Dataset listings of figures:
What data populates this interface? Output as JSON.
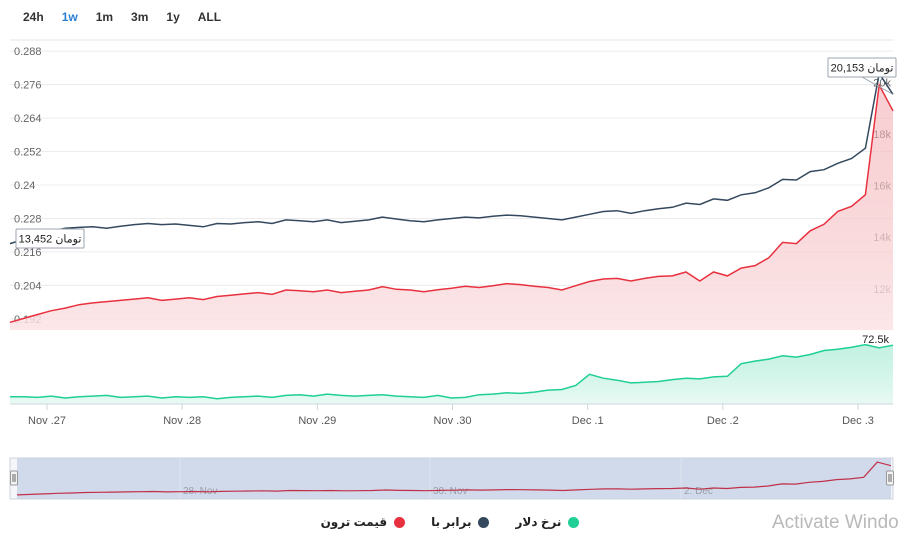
{
  "range_selector": {
    "buttons": [
      "24h",
      "1w",
      "1m",
      "3m",
      "1y",
      "ALL"
    ],
    "active": "1w"
  },
  "legend": {
    "items": [
      {
        "label": "نرخ دلار",
        "color": "#1fcf96"
      },
      {
        "label": "برابر با",
        "color": "#34495e"
      },
      {
        "label": "قیمت ترون",
        "color": "#e8313f"
      }
    ]
  },
  "watermark": "Activate Windo",
  "chart_data": {
    "type": "line",
    "x_ticks": [
      "Nov .27",
      "Nov .28",
      "Nov .29",
      "Nov .30",
      "Dec .1",
      "Dec .2",
      "Dec .3"
    ],
    "left_axis": {
      "ticks": [
        "0.288",
        "0.276",
        "0.264",
        "0.252",
        "0.24",
        "0.228",
        "0.216",
        "0.204",
        "0.192"
      ],
      "range": [
        0.188,
        0.292
      ]
    },
    "right_axis": {
      "ticks": [
        "20k",
        "18k",
        "16k",
        "14k",
        "12k"
      ],
      "range": [
        10400,
        21650
      ]
    },
    "series": [
      {
        "name": "برابر با",
        "axis": "left",
        "color": "#34495e",
        "values": [
          0.219,
          0.2205,
          0.222,
          0.2235,
          0.2245,
          0.2248,
          0.225,
          0.2245,
          0.2252,
          0.2258,
          0.2262,
          0.2258,
          0.226,
          0.2255,
          0.225,
          0.2262,
          0.226,
          0.2265,
          0.2268,
          0.2262,
          0.2275,
          0.2272,
          0.2268,
          0.2275,
          0.2265,
          0.227,
          0.2275,
          0.2285,
          0.2278,
          0.2272,
          0.2268,
          0.2275,
          0.228,
          0.2285,
          0.2282,
          0.2288,
          0.2292,
          0.229,
          0.2285,
          0.228,
          0.2275,
          0.2285,
          0.2295,
          0.2305,
          0.2308,
          0.2298,
          0.2308,
          0.2315,
          0.232,
          0.2335,
          0.233,
          0.235,
          0.2345,
          0.2365,
          0.2372,
          0.239,
          0.242,
          0.2418,
          0.2448,
          0.2455,
          0.2478,
          0.2495,
          0.2532,
          0.28,
          0.2725
        ]
      },
      {
        "name": "قیمت ترون",
        "axis": "right",
        "color": "#e8313f",
        "values": [
          10700,
          10850,
          11000,
          11150,
          11250,
          11380,
          11450,
          11500,
          11550,
          11600,
          11650,
          11550,
          11600,
          11650,
          11580,
          11700,
          11750,
          11800,
          11850,
          11780,
          11950,
          11920,
          11880,
          11950,
          11850,
          11900,
          11950,
          12080,
          11980,
          11950,
          11880,
          11960,
          12020,
          12100,
          12050,
          12120,
          12200,
          12160,
          12100,
          12050,
          11950,
          12120,
          12280,
          12380,
          12400,
          12300,
          12400,
          12480,
          12500,
          12650,
          12300,
          12650,
          12500,
          12800,
          12900,
          13200,
          13800,
          13750,
          14250,
          14500,
          15000,
          15200,
          15650,
          19900,
          18900
        ]
      },
      {
        "name": "نرخ دلار",
        "axis": "usd",
        "color": "#1fcf96",
        "values": [
          0.08,
          0.08,
          0.07,
          0.09,
          0.06,
          0.08,
          0.09,
          0.1,
          0.07,
          0.08,
          0.09,
          0.06,
          0.08,
          0.07,
          0.08,
          0.05,
          0.07,
          0.08,
          0.09,
          0.07,
          0.1,
          0.11,
          0.09,
          0.12,
          0.1,
          0.09,
          0.1,
          0.11,
          0.09,
          0.08,
          0.07,
          0.1,
          0.06,
          0.07,
          0.11,
          0.12,
          0.14,
          0.13,
          0.15,
          0.18,
          0.19,
          0.25,
          0.42,
          0.36,
          0.33,
          0.29,
          0.3,
          0.31,
          0.34,
          0.36,
          0.35,
          0.38,
          0.39,
          0.58,
          0.62,
          0.65,
          0.7,
          0.68,
          0.72,
          0.78,
          0.8,
          0.83,
          0.87,
          0.82,
          0.86
        ]
      }
    ],
    "usd_last_label": "72.5k",
    "annotations": [
      {
        "series": "برابر با",
        "at": "start",
        "text": "تومان 13,452"
      },
      {
        "series": "برابر با",
        "at": "end",
        "text": "تومان 20,153"
      }
    ],
    "navigator": {
      "labels": [
        "28. Nov",
        "30. Nov",
        "2. Dec"
      ]
    }
  }
}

▶ **Set task**
Copy every record above exactly as written, but leave out the pictures.

▶ **Finished task**
What data populates this interface? Output as JSON.
{
  "range_selector": {
    "buttons": [
      "24h",
      "1w",
      "1m",
      "3m",
      "1y",
      "ALL"
    ],
    "active": "1w"
  },
  "legend": {
    "items": [
      {
        "label": "نرخ دلار",
        "color": "#1fcf96"
      },
      {
        "label": "برابر با",
        "color": "#34495e"
      },
      {
        "label": "قیمت ترون",
        "color": "#e8313f"
      }
    ]
  },
  "watermark": "Activate Windo",
  "chart_data": {
    "type": "line",
    "x_ticks": [
      "Nov .27",
      "Nov .28",
      "Nov .29",
      "Nov .30",
      "Dec .1",
      "Dec .2",
      "Dec .3"
    ],
    "left_axis": {
      "ticks": [
        "0.288",
        "0.276",
        "0.264",
        "0.252",
        "0.24",
        "0.228",
        "0.216",
        "0.204",
        "0.192"
      ],
      "range": [
        0.188,
        0.292
      ]
    },
    "right_axis": {
      "ticks": [
        "20k",
        "18k",
        "16k",
        "14k",
        "12k"
      ],
      "range": [
        10400,
        21650
      ]
    },
    "series": [
      {
        "name": "برابر با",
        "axis": "left",
        "color": "#34495e",
        "values": [
          0.219,
          0.2205,
          0.222,
          0.2235,
          0.2245,
          0.2248,
          0.225,
          0.2245,
          0.2252,
          0.2258,
          0.2262,
          0.2258,
          0.226,
          0.2255,
          0.225,
          0.2262,
          0.226,
          0.2265,
          0.2268,
          0.2262,
          0.2275,
          0.2272,
          0.2268,
          0.2275,
          0.2265,
          0.227,
          0.2275,
          0.2285,
          0.2278,
          0.2272,
          0.2268,
          0.2275,
          0.228,
          0.2285,
          0.2282,
          0.2288,
          0.2292,
          0.229,
          0.2285,
          0.228,
          0.2275,
          0.2285,
          0.2295,
          0.2305,
          0.2308,
          0.2298,
          0.2308,
          0.2315,
          0.232,
          0.2335,
          0.233,
          0.235,
          0.2345,
          0.2365,
          0.2372,
          0.239,
          0.242,
          0.2418,
          0.2448,
          0.2455,
          0.2478,
          0.2495,
          0.2532,
          0.28,
          0.2725
        ]
      },
      {
        "name": "قیمت ترون",
        "axis": "right",
        "color": "#e8313f",
        "values": [
          10700,
          10850,
          11000,
          11150,
          11250,
          11380,
          11450,
          11500,
          11550,
          11600,
          11650,
          11550,
          11600,
          11650,
          11580,
          11700,
          11750,
          11800,
          11850,
          11780,
          11950,
          11920,
          11880,
          11950,
          11850,
          11900,
          11950,
          12080,
          11980,
          11950,
          11880,
          11960,
          12020,
          12100,
          12050,
          12120,
          12200,
          12160,
          12100,
          12050,
          11950,
          12120,
          12280,
          12380,
          12400,
          12300,
          12400,
          12480,
          12500,
          12650,
          12300,
          12650,
          12500,
          12800,
          12900,
          13200,
          13800,
          13750,
          14250,
          14500,
          15000,
          15200,
          15650,
          19900,
          18900
        ]
      },
      {
        "name": "نرخ دلار",
        "axis": "usd",
        "color": "#1fcf96",
        "values": [
          0.08,
          0.08,
          0.07,
          0.09,
          0.06,
          0.08,
          0.09,
          0.1,
          0.07,
          0.08,
          0.09,
          0.06,
          0.08,
          0.07,
          0.08,
          0.05,
          0.07,
          0.08,
          0.09,
          0.07,
          0.1,
          0.11,
          0.09,
          0.12,
          0.1,
          0.09,
          0.1,
          0.11,
          0.09,
          0.08,
          0.07,
          0.1,
          0.06,
          0.07,
          0.11,
          0.12,
          0.14,
          0.13,
          0.15,
          0.18,
          0.19,
          0.25,
          0.42,
          0.36,
          0.33,
          0.29,
          0.3,
          0.31,
          0.34,
          0.36,
          0.35,
          0.38,
          0.39,
          0.58,
          0.62,
          0.65,
          0.7,
          0.68,
          0.72,
          0.78,
          0.8,
          0.83,
          0.87,
          0.82,
          0.86
        ]
      }
    ],
    "usd_last_label": "72.5k",
    "annotations": [
      {
        "series": "برابر با",
        "at": "start",
        "text": "تومان 13,452"
      },
      {
        "series": "برابر با",
        "at": "end",
        "text": "تومان 20,153"
      }
    ],
    "navigator": {
      "labels": [
        "28. Nov",
        "30. Nov",
        "2. Dec"
      ]
    }
  }
}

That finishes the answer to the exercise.